## Task objective
Give all the lines below again, exactly, with no pictures.
** start of Materials provided **
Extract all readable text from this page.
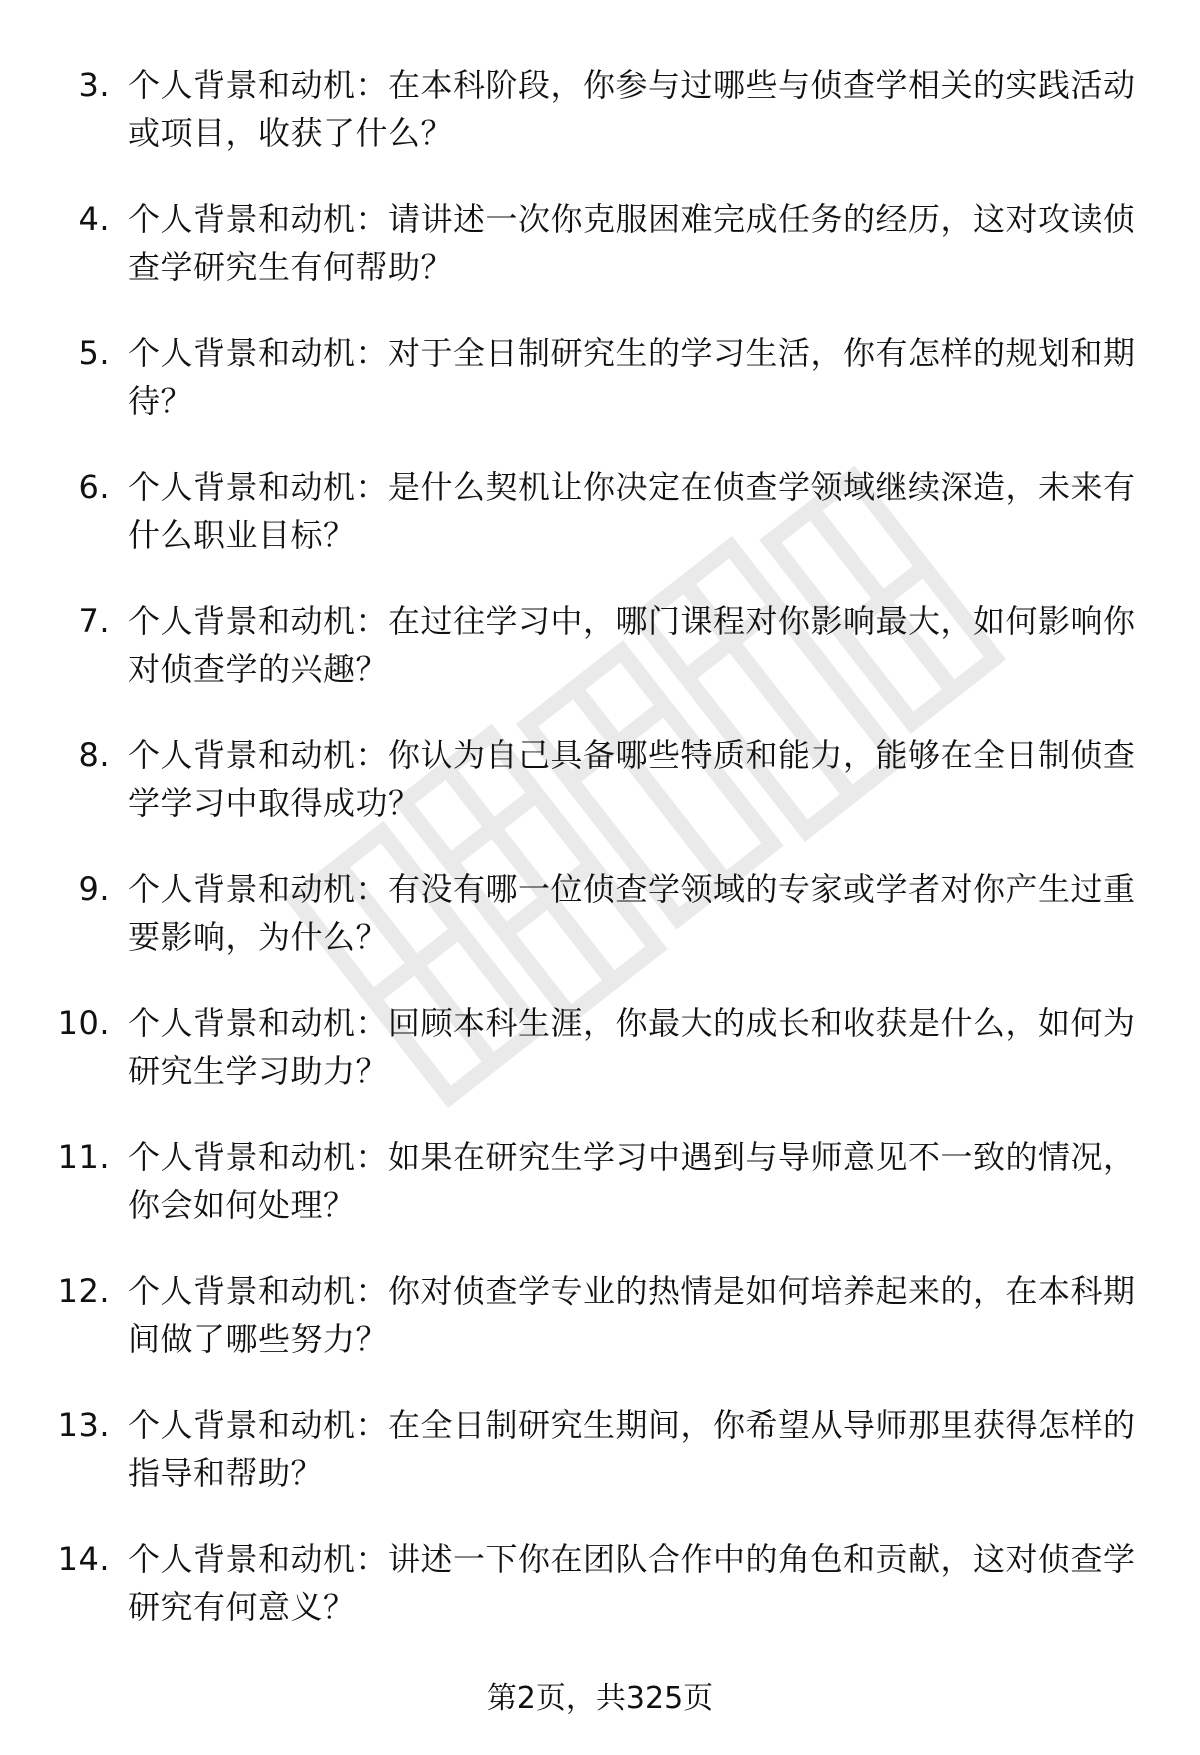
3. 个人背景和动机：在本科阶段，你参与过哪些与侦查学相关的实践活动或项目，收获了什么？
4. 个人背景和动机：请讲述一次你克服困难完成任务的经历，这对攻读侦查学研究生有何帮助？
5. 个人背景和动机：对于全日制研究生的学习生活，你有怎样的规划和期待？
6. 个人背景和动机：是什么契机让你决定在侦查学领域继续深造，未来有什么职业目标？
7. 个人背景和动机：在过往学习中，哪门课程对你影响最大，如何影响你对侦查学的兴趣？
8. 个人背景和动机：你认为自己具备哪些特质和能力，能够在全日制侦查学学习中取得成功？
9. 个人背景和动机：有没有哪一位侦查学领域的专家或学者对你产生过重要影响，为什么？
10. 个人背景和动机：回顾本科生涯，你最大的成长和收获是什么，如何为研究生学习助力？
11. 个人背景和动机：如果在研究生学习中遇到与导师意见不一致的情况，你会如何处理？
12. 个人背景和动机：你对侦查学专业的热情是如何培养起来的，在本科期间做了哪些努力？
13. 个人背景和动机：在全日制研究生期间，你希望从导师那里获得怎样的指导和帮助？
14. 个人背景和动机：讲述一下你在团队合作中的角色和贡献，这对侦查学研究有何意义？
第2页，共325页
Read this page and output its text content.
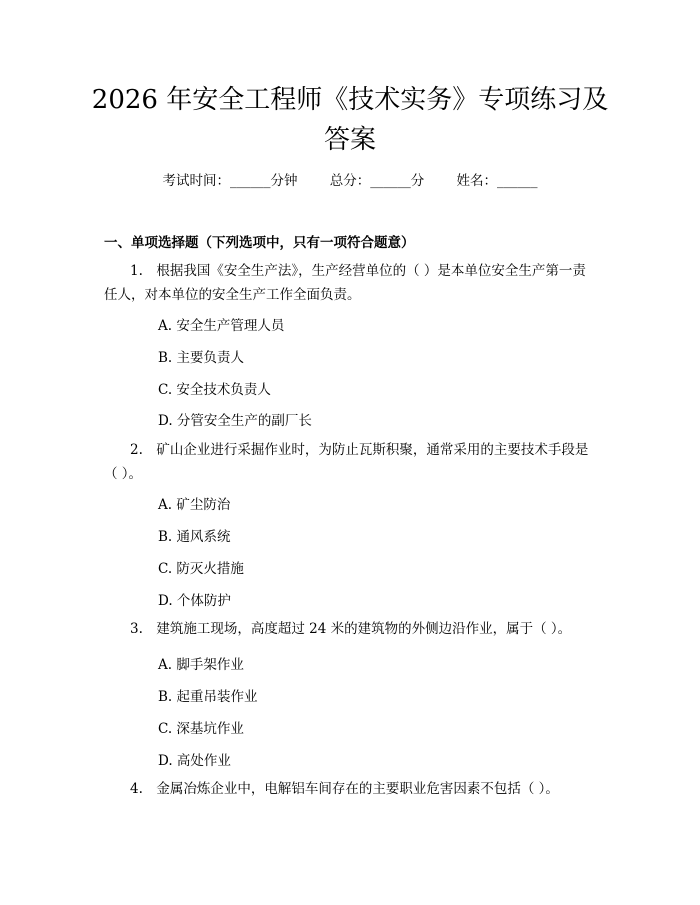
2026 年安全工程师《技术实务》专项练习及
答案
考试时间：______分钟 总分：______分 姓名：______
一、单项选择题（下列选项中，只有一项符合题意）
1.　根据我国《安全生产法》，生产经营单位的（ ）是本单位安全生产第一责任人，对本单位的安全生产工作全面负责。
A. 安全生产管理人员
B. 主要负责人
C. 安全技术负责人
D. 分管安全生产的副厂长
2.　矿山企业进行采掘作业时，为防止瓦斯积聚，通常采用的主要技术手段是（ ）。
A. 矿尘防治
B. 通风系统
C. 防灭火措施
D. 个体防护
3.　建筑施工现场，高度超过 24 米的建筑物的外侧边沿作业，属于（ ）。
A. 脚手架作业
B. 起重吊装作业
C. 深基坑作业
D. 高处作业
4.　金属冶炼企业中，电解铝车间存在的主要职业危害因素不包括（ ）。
** end of Materials provided **
## Expected output
Extract all readable text from this page.
3. 个人背景和动机：在本科阶段，你参与过哪些与侦查学相关的实践活动或项目，收获了什么？
4. 个人背景和动机：请讲述一次你克服困难完成任务的经历，这对攻读侦查学研究生有何帮助？
5. 个人背景和动机：对于全日制研究生的学习生活，你有怎样的规划和期待？
6. 个人背景和动机：是什么契机让你决定在侦查学领域继续深造，未来有什么职业目标？
7. 个人背景和动机：在过往学习中，哪门课程对你影响最大，如何影响你对侦查学的兴趣？
8. 个人背景和动机：你认为自己具备哪些特质和能力，能够在全日制侦查学学习中取得成功？
9. 个人背景和动机：有没有哪一位侦查学领域的专家或学者对你产生过重要影响，为什么？
10. 个人背景和动机：回顾本科生涯，你最大的成长和收获是什么，如何为研究生学习助力？
11. 个人背景和动机：如果在研究生学习中遇到与导师意见不一致的情况，你会如何处理？
12. 个人背景和动机：你对侦查学专业的热情是如何培养起来的，在本科期间做了哪些努力？
13. 个人背景和动机：在全日制研究生期间，你希望从导师那里获得怎样的指导和帮助？
14. 个人背景和动机：讲述一下你在团队合作中的角色和贡献，这对侦查学研究有何意义？
第2页，共325页
Read this page and output its text content.
2026 年安全工程师《技术实务》专项练习及
答案
考试时间：______分钟 总分：______分 姓名：______
一、单项选择题（下列选项中，只有一项符合题意）
1.　根据我国《安全生产法》，生产经营单位的（ ）是本单位安全生产第一责任人，对本单位的安全生产工作全面负责。
A. 安全生产管理人员
B. 主要负责人
C. 安全技术负责人
D. 分管安全生产的副厂长
2.　矿山企业进行采掘作业时，为防止瓦斯积聚，通常采用的主要技术手段是（ ）。
A. 矿尘防治
B. 通风系统
C. 防灭火措施
D. 个体防护
3.　建筑施工现场，高度超过 24 米的建筑物的外侧边沿作业，属于（ ）。
A. 脚手架作业
B. 起重吊装作业
C. 深基坑作业
D. 高处作业
4.　金属冶炼企业中，电解铝车间存在的主要职业危害因素不包括（ ）。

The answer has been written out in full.